→ **Given problem**
Reproduce the data below word for word, leaving out the picture.

[Start Available records]

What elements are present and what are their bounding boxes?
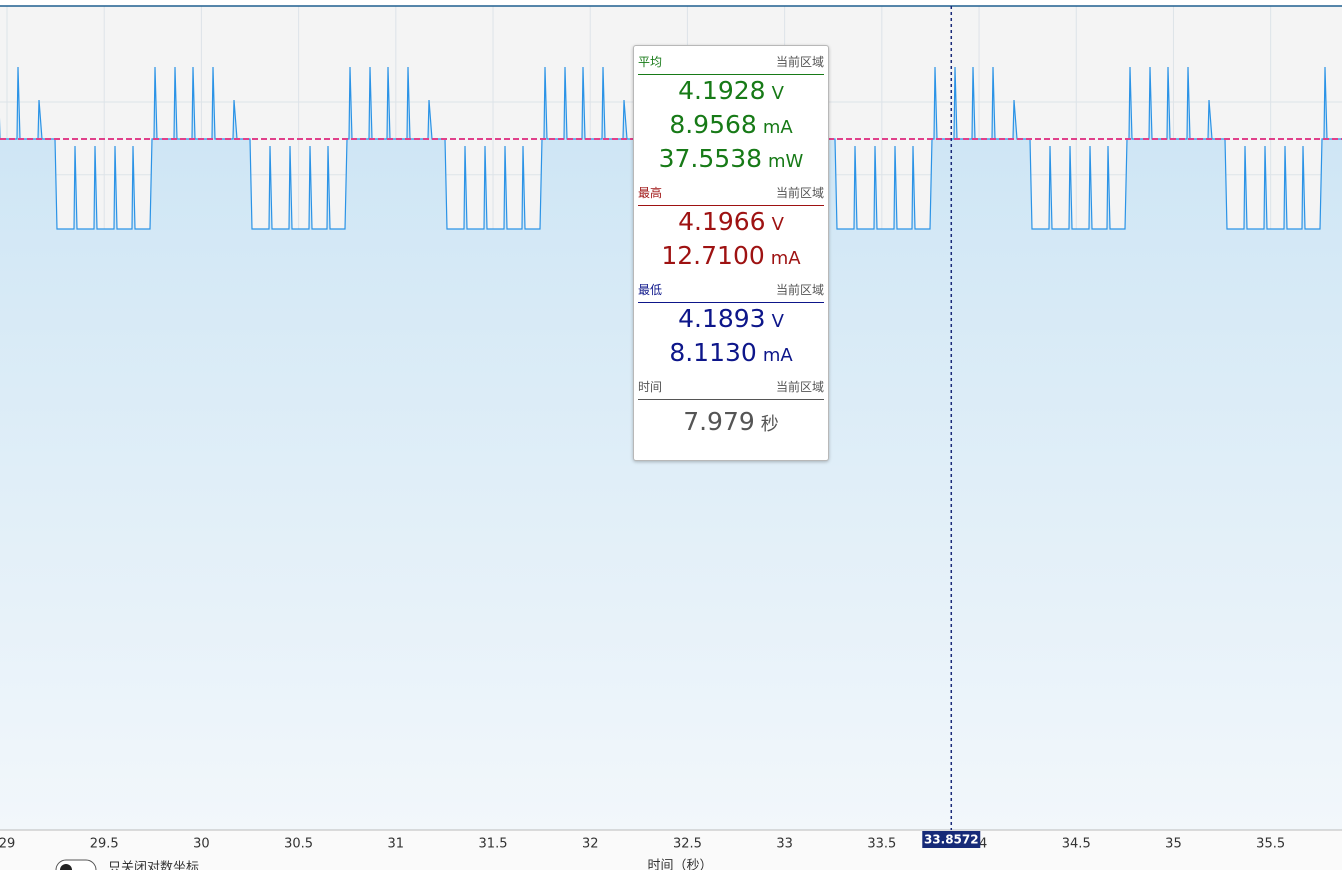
reading-value: 4.1928 <box>678 76 766 105</box>
panel-section: 平均 当前区域 4.1928 V 8.9568 mA 37.5538 mW <box>634 46 828 177</box>
section-scope: 当前区域 <box>775 54 824 69</box>
section-scope: 当前区域 <box>775 282 824 297</box>
reading-unit: V <box>771 311 784 332</box>
panel-section: 最高 当前区域 4.1966 V 12.7100 mA <box>634 177 828 274</box>
x-tick-label: 30 <box>193 837 210 852</box>
x-tick-label: 30.5 <box>284 837 313 852</box>
x-tick-label: 31 <box>388 837 405 852</box>
reading: 37.5538 mW <box>634 143 828 177</box>
reading-unit: mA <box>770 248 801 269</box>
reading: 4.1893 V <box>634 303 828 337</box>
axis-area <box>0 830 1342 870</box>
section-header: 最低 当前区域 <box>638 276 824 303</box>
section-header: 最高 当前区域 <box>638 179 824 206</box>
panel-section: 时间 当前区域 7.979 秒 <box>634 371 828 440</box>
x-tick-label: 32 <box>582 837 599 852</box>
reading-value: 4.1893 <box>678 304 766 333</box>
reading: 8.9568 mA <box>634 109 828 143</box>
reading-value: 4.1966 <box>678 207 766 236</box>
section-title: 最高 <box>638 185 663 200</box>
x-tick-label: 29.5 <box>90 837 119 852</box>
section-scope: 当前区域 <box>775 379 824 394</box>
x-tick-label: 32.5 <box>673 837 702 852</box>
reading-unit: mA <box>762 117 793 138</box>
reading-value: 8.9568 <box>669 110 757 139</box>
x-tick-label: 31.5 <box>479 837 508 852</box>
section-title: 时间 <box>638 379 663 394</box>
section-header: 平均 当前区域 <box>638 48 824 75</box>
reading: 4.1966 V <box>634 206 828 240</box>
x-axis-title: 时间（秒） <box>647 859 712 870</box>
reading-unit: mW <box>768 151 804 172</box>
x-tick-label: 33 <box>776 837 793 852</box>
reading: 12.7100 mA <box>634 240 828 274</box>
x-tick-label: 35.5 <box>1256 837 1285 852</box>
x-tick-label: 35 <box>1165 837 1182 852</box>
section-scope: 当前区域 <box>775 185 824 200</box>
section-title: 最低 <box>638 282 663 297</box>
cursor-label: 33.8572 <box>924 833 979 847</box>
reading-value: 37.5538 <box>658 144 763 173</box>
section-header: 时间 当前区域 <box>638 373 824 400</box>
x-tick-label: 33.5 <box>867 837 896 852</box>
x-axis-labels: 2929.53030.53131.53232.53333.53434.53535… <box>0 837 1285 852</box>
reading: 4.1928 V <box>634 75 828 109</box>
stats-panel: 平均 当前区域 4.1928 V 8.9568 mA 37.5538 mW 最高 当前区域 4.19… <box>633 45 829 461</box>
reading: 8.1130 mA <box>634 337 828 371</box>
toggle-knob <box>60 864 72 870</box>
reading-unit: V <box>771 214 784 235</box>
reading-unit: V <box>771 83 784 104</box>
x-tick-label: 34.5 <box>1062 837 1091 852</box>
panel-section: 最低 当前区域 4.1893 V 8.1130 mA <box>634 274 828 371</box>
reading-value: 8.1130 <box>669 338 757 367</box>
reading-unit: mA <box>762 345 793 366</box>
reading-unit: 秒 <box>760 414 779 435</box>
x-tick-label: 29 <box>0 837 15 852</box>
section-title: 平均 <box>638 54 663 69</box>
toggle-label: 只关闭对数坐标 <box>108 861 199 870</box>
reading-value: 7.979 <box>683 407 755 436</box>
cursor-badge <box>922 831 981 848</box>
reading: 7.979 秒 <box>634 406 828 440</box>
reading-value: 12.7100 <box>661 241 765 270</box>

[End Available records]

→ **Reply to the exercise**
What elements are present and what are their bounding boxes?
reading-value: 4.1928 <box>678 76 766 105</box>
panel-section: 平均 当前区域 4.1928 V 8.9568 mA 37.5538 mW <box>634 46 828 177</box>
section-scope: 当前区域 <box>775 54 824 69</box>
section-scope: 当前区域 <box>775 282 824 297</box>
reading-unit: V <box>771 311 784 332</box>
panel-section: 最高 当前区域 4.1966 V 12.7100 mA <box>634 177 828 274</box>
x-tick-label: 30 <box>193 837 210 852</box>
x-tick-label: 30.5 <box>284 837 313 852</box>
x-tick-label: 31 <box>388 837 405 852</box>
reading: 37.5538 mW <box>634 143 828 177</box>
reading-unit: mA <box>770 248 801 269</box>
reading: 4.1893 V <box>634 303 828 337</box>
axis-area <box>0 830 1342 870</box>
section-header: 最低 当前区域 <box>638 276 824 303</box>
section-header: 最高 当前区域 <box>638 179 824 206</box>
panel-section: 时间 当前区域 7.979 秒 <box>634 371 828 440</box>
x-tick-label: 32 <box>582 837 599 852</box>
reading-value: 4.1893 <box>678 304 766 333</box>
reading: 8.9568 mA <box>634 109 828 143</box>
reading-value: 4.1966 <box>678 207 766 236</box>
section-title: 最高 <box>638 185 663 200</box>
x-tick-label: 29.5 <box>90 837 119 852</box>
section-scope: 当前区域 <box>775 379 824 394</box>
x-tick-label: 32.5 <box>673 837 702 852</box>
reading-unit: mA <box>762 117 793 138</box>
reading-value: 8.9568 <box>669 110 757 139</box>
x-tick-label: 31.5 <box>479 837 508 852</box>
section-title: 时间 <box>638 379 663 394</box>
section-header: 平均 当前区域 <box>638 48 824 75</box>
reading: 4.1966 V <box>634 206 828 240</box>
x-axis-title: 时间（秒） <box>647 859 712 870</box>
reading-unit: mW <box>768 151 804 172</box>
x-tick-label: 33 <box>776 837 793 852</box>
reading: 12.7100 mA <box>634 240 828 274</box>
x-tick-label: 35.5 <box>1256 837 1285 852</box>
x-tick-label: 35 <box>1165 837 1182 852</box>
section-scope: 当前区域 <box>775 185 824 200</box>
section-title: 最低 <box>638 282 663 297</box>
cursor-label: 33.8572 <box>924 833 979 847</box>
reading-value: 37.5538 <box>658 144 763 173</box>
section-header: 时间 当前区域 <box>638 373 824 400</box>
x-tick-label: 33.5 <box>867 837 896 852</box>
x-axis-labels: 2929.53030.53131.53232.53333.53434.53535… <box>0 837 1285 852</box>
reading: 4.1928 V <box>634 75 828 109</box>
stats-panel: 平均 当前区域 4.1928 V 8.9568 mA 37.5538 mW 最高 当前区域 4.19… <box>633 45 829 461</box>
reading: 8.1130 mA <box>634 337 828 371</box>
toggle-knob <box>60 864 72 870</box>
reading-unit: V <box>771 214 784 235</box>
reading-unit: V <box>771 83 784 104</box>
x-tick-label: 34.5 <box>1062 837 1091 852</box>
panel-section: 最低 当前区域 4.1893 V 8.1130 mA <box>634 274 828 371</box>
reading-value: 8.1130 <box>669 338 757 367</box>
reading-unit: mA <box>762 345 793 366</box>
reading-unit: 秒 <box>760 414 779 435</box>
x-tick-label: 29 <box>0 837 15 852</box>
section-title: 平均 <box>638 54 663 69</box>
toggle-label: 只关闭对数坐标 <box>108 861 199 870</box>
reading-value: 7.979 <box>683 407 755 436</box>
cursor-badge <box>922 831 981 848</box>
reading: 7.979 秒 <box>634 406 828 440</box>
reading-value: 12.7100 <box>661 241 765 270</box>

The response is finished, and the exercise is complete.